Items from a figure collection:
**********
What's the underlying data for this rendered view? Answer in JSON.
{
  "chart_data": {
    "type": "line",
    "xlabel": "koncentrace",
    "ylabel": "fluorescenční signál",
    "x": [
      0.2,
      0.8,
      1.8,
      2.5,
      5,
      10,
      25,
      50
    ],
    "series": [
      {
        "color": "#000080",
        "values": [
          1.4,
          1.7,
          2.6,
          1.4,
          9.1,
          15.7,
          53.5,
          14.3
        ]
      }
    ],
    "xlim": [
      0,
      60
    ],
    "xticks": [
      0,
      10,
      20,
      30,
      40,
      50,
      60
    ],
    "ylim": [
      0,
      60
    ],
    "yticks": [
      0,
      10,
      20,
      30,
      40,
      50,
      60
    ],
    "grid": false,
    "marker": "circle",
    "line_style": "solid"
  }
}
**********
Print the material once more, exactly.

== Solution to the exercise ==
What's the underlying data for this rendered view? Answer in JSON.
{
  "chart_data": {
    "type": "line",
    "xlabel": "koncentrace",
    "ylabel": "fluorescenční signál",
    "x": [
      0.2,
      0.8,
      1.8,
      2.5,
      5,
      10,
      25,
      50
    ],
    "series": [
      {
        "color": "#000080",
        "values": [
          1.4,
          1.7,
          2.6,
          1.4,
          9.1,
          15.7,
          53.5,
          14.3
        ]
      }
    ],
    "xlim": [
      0,
      60
    ],
    "xticks": [
      0,
      10,
      20,
      30,
      40,
      50,
      60
    ],
    "ylim": [
      0,
      60
    ],
    "yticks": [
      0,
      10,
      20,
      30,
      40,
      50,
      60
    ],
    "grid": false,
    "marker": "circle",
    "line_style": "solid"
  }
}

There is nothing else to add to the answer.